### Exercise aim
Retype, word for word, every line starting at the line with "What's the underlying" and ending with the final line of the entries; skip the pictures.

[Extracted data entries]

• • • • • • •

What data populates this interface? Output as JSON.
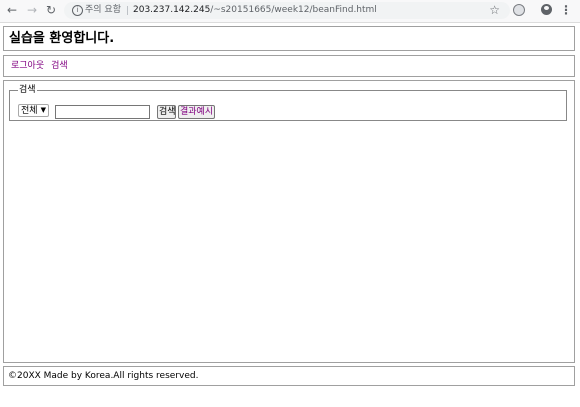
{
  "browser": {
    "back_icon": "arrow-left-icon",
    "forward_icon": "arrow-right-icon",
    "reload_icon": "reload-icon",
    "security_label": "주의 요함",
    "url_host": "203.237.142.245",
    "url_path": "/~s20151665/week12/beanFind.html",
    "bookmark_icon": "star-icon",
    "translate_icon": "globe-icon",
    "account_icon": "account-icon",
    "menu_icon": "kebab-menu-icon"
  },
  "header": {
    "title": "실습을 환영합니다."
  },
  "nav": {
    "links": [
      "로그아웃",
      "검색"
    ]
  },
  "search": {
    "legend": "검색",
    "select_value": "전체",
    "input_value": "",
    "search_button": "검색",
    "example_button": "결과예시"
  },
  "footer": {
    "text": "©20XX Made by Korea.All rights reserved."
  },
  "colors": {
    "link_visited": "#800080",
    "border": "#a0a0a0",
    "toolbar_bg": "#f8f8f9",
    "omnibox_bg": "#f1f3f4"
  }
}
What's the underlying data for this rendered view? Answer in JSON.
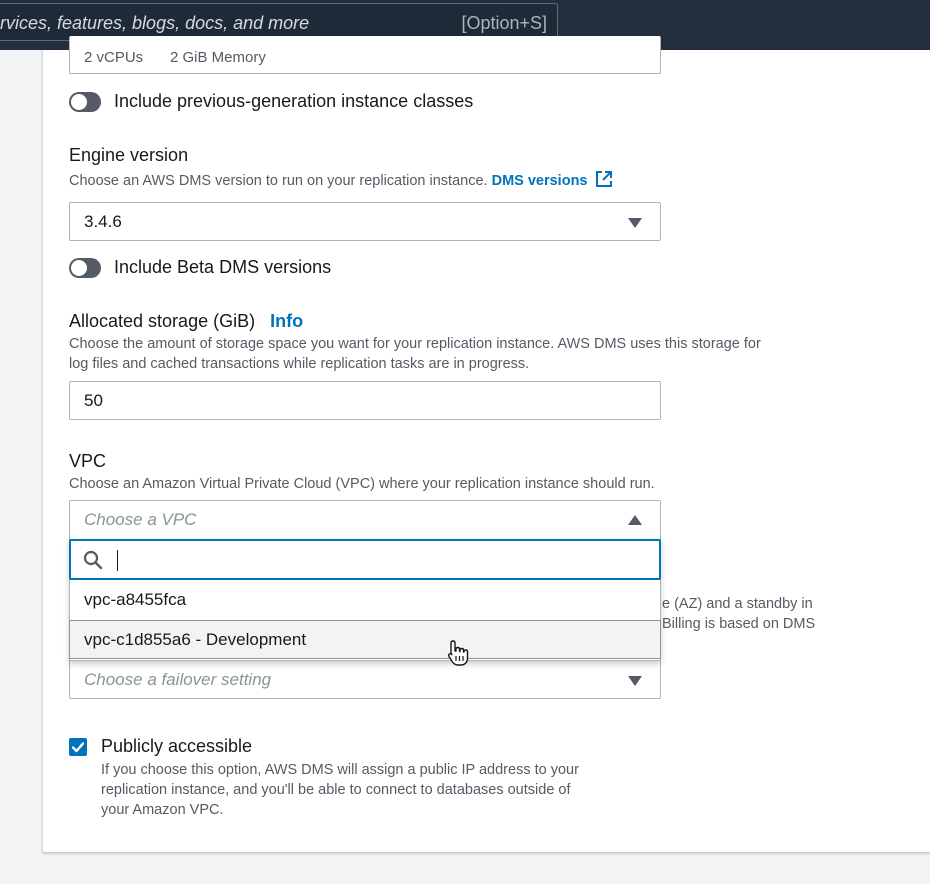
{
  "search": {
    "placeholder": "rvices, features, blogs, docs, and more",
    "shortcut": "[Option+S]"
  },
  "instance_class": {
    "summary_vcpus": "2 vCPUs",
    "summary_memory": "2 GiB Memory",
    "prev_gen_toggle_label": "Include previous-generation instance classes"
  },
  "engine_version": {
    "label": "Engine version",
    "description": "Choose an AWS DMS version to run on your replication instance.",
    "link": "DMS versions",
    "value": "3.4.6",
    "beta_toggle_label": "Include Beta DMS versions"
  },
  "storage": {
    "label": "Allocated storage (GiB)",
    "info": "Info",
    "description_line1": "Choose the amount of storage space you want for your replication instance. AWS DMS uses this storage for",
    "description_line2": "log files and cached transactions while replication tasks are in progress.",
    "value": "50"
  },
  "vpc": {
    "label": "VPC",
    "description": "Choose an Amazon Virtual Private Cloud (VPC) where your replication instance should run.",
    "placeholder": "Choose a VPC",
    "options": [
      "vpc-a8455fca",
      "vpc-c1d855a6 - Development"
    ]
  },
  "multi_az": {
    "description_fragment_1": "e (AZ) and a standby in",
    "description_fragment_2": "Billing is based on DMS",
    "placeholder": "Choose a failover setting"
  },
  "public": {
    "label": "Publicly accessible",
    "checked": true,
    "description_line1": "If you choose this option, AWS DMS will assign a public IP address to your",
    "description_line2": "replication instance, and you'll be able to connect to databases outside of",
    "description_line3": "your Amazon VPC."
  },
  "colors": {
    "accent": "#0073bb",
    "topbar": "#232f3e"
  }
}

• • • • • • •

### Answer to this problem
What's the underlying data for this rendered view? Answer in JSON.
{
  "search": {
    "placeholder": "rvices, features, blogs, docs, and more",
    "shortcut": "[Option+S]"
  },
  "instance_class": {
    "summary_vcpus": "2 vCPUs",
    "summary_memory": "2 GiB Memory",
    "prev_gen_toggle_label": "Include previous-generation instance classes"
  },
  "engine_version": {
    "label": "Engine version",
    "description": "Choose an AWS DMS version to run on your replication instance.",
    "link": "DMS versions",
    "value": "3.4.6",
    "beta_toggle_label": "Include Beta DMS versions"
  },
  "storage": {
    "label": "Allocated storage (GiB)",
    "info": "Info",
    "description_line1": "Choose the amount of storage space you want for your replication instance. AWS DMS uses this storage for",
    "description_line2": "log files and cached transactions while replication tasks are in progress.",
    "value": "50"
  },
  "vpc": {
    "label": "VPC",
    "description": "Choose an Amazon Virtual Private Cloud (VPC) where your replication instance should run.",
    "placeholder": "Choose a VPC",
    "options": [
      "vpc-a8455fca",
      "vpc-c1d855a6 - Development"
    ]
  },
  "multi_az": {
    "description_fragment_1": "e (AZ) and a standby in",
    "description_fragment_2": "Billing is based on DMS",
    "placeholder": "Choose a failover setting"
  },
  "public": {
    "label": "Publicly accessible",
    "checked": true,
    "description_line1": "If you choose this option, AWS DMS will assign a public IP address to your",
    "description_line2": "replication instance, and you'll be able to connect to databases outside of",
    "description_line3": "your Amazon VPC."
  },
  "colors": {
    "accent": "#0073bb",
    "topbar": "#232f3e"
  }
}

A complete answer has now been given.